## What is asked
Write out all of the entries exactly, please.

## Records for processing

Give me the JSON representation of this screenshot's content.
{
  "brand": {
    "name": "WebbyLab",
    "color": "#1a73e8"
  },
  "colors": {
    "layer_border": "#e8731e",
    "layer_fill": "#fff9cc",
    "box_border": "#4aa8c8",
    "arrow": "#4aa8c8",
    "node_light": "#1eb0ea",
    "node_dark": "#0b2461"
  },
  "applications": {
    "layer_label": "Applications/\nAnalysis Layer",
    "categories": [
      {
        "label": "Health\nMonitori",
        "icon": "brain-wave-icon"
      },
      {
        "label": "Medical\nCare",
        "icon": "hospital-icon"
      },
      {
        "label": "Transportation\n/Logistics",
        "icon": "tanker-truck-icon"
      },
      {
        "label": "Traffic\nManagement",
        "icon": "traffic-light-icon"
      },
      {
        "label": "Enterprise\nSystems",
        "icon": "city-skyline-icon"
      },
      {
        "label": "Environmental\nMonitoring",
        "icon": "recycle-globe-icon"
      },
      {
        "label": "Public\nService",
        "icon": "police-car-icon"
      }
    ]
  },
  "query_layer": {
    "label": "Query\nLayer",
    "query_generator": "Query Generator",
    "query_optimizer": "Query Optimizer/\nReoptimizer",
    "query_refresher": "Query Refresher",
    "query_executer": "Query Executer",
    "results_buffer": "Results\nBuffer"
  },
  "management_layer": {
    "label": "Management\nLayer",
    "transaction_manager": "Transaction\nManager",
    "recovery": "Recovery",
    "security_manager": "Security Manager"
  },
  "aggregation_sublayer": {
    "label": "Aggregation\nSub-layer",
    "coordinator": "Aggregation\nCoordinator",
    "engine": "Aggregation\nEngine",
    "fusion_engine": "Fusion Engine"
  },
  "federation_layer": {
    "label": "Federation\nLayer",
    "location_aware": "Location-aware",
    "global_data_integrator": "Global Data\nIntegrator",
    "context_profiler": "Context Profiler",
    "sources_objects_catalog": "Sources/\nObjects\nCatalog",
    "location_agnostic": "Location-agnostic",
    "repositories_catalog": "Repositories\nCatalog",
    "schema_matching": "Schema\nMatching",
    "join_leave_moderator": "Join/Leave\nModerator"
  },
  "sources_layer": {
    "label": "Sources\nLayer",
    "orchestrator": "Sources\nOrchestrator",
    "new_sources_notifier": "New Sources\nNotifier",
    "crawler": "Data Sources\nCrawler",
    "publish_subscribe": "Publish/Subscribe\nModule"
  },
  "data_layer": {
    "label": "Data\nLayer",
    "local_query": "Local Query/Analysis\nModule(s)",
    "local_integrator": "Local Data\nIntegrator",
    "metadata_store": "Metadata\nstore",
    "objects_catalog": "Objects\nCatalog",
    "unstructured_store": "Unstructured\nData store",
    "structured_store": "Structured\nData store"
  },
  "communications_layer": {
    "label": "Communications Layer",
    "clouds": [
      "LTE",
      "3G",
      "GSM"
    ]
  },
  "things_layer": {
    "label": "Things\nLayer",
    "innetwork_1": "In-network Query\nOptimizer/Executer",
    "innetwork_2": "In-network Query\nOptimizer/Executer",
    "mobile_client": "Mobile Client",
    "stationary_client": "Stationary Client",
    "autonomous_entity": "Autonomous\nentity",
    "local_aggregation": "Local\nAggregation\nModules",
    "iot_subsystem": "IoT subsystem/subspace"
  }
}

## Response below
Give me the JSON representation of this screenshot's content.
{
  "brand": {
    "name": "WebbyLab",
    "color": "#1a73e8"
  },
  "colors": {
    "layer_border": "#e8731e",
    "layer_fill": "#fff9cc",
    "box_border": "#4aa8c8",
    "arrow": "#4aa8c8",
    "node_light": "#1eb0ea",
    "node_dark": "#0b2461"
  },
  "applications": {
    "layer_label": "Applications/\nAnalysis Layer",
    "categories": [
      {
        "label": "Health\nMonitori",
        "icon": "brain-wave-icon"
      },
      {
        "label": "Medical\nCare",
        "icon": "hospital-icon"
      },
      {
        "label": "Transportation\n/Logistics",
        "icon": "tanker-truck-icon"
      },
      {
        "label": "Traffic\nManagement",
        "icon": "traffic-light-icon"
      },
      {
        "label": "Enterprise\nSystems",
        "icon": "city-skyline-icon"
      },
      {
        "label": "Environmental\nMonitoring",
        "icon": "recycle-globe-icon"
      },
      {
        "label": "Public\nService",
        "icon": "police-car-icon"
      }
    ]
  },
  "query_layer": {
    "label": "Query\nLayer",
    "query_generator": "Query Generator",
    "query_optimizer": "Query Optimizer/\nReoptimizer",
    "query_refresher": "Query Refresher",
    "query_executer": "Query Executer",
    "results_buffer": "Results\nBuffer"
  },
  "management_layer": {
    "label": "Management\nLayer",
    "transaction_manager": "Transaction\nManager",
    "recovery": "Recovery",
    "security_manager": "Security Manager"
  },
  "aggregation_sublayer": {
    "label": "Aggregation\nSub-layer",
    "coordinator": "Aggregation\nCoordinator",
    "engine": "Aggregation\nEngine",
    "fusion_engine": "Fusion Engine"
  },
  "federation_layer": {
    "label": "Federation\nLayer",
    "location_aware": "Location-aware",
    "global_data_integrator": "Global Data\nIntegrator",
    "context_profiler": "Context Profiler",
    "sources_objects_catalog": "Sources/\nObjects\nCatalog",
    "location_agnostic": "Location-agnostic",
    "repositories_catalog": "Repositories\nCatalog",
    "schema_matching": "Schema\nMatching",
    "join_leave_moderator": "Join/Leave\nModerator"
  },
  "sources_layer": {
    "label": "Sources\nLayer",
    "orchestrator": "Sources\nOrchestrator",
    "new_sources_notifier": "New Sources\nNotifier",
    "crawler": "Data Sources\nCrawler",
    "publish_subscribe": "Publish/Subscribe\nModule"
  },
  "data_layer": {
    "label": "Data\nLayer",
    "local_query": "Local Query/Analysis\nModule(s)",
    "local_integrator": "Local Data\nIntegrator",
    "metadata_store": "Metadata\nstore",
    "objects_catalog": "Objects\nCatalog",
    "unstructured_store": "Unstructured\nData store",
    "structured_store": "Structured\nData store"
  },
  "communications_layer": {
    "label": "Communications Layer",
    "clouds": [
      "LTE",
      "3G",
      "GSM"
    ]
  },
  "things_layer": {
    "label": "Things\nLayer",
    "innetwork_1": "In-network Query\nOptimizer/Executer",
    "innetwork_2": "In-network Query\nOptimizer/Executer",
    "mobile_client": "Mobile Client",
    "stationary_client": "Stationary Client",
    "autonomous_entity": "Autonomous\nentity",
    "local_aggregation": "Local\nAggregation\nModules",
    "iot_subsystem": "IoT subsystem/subspace"
  }
}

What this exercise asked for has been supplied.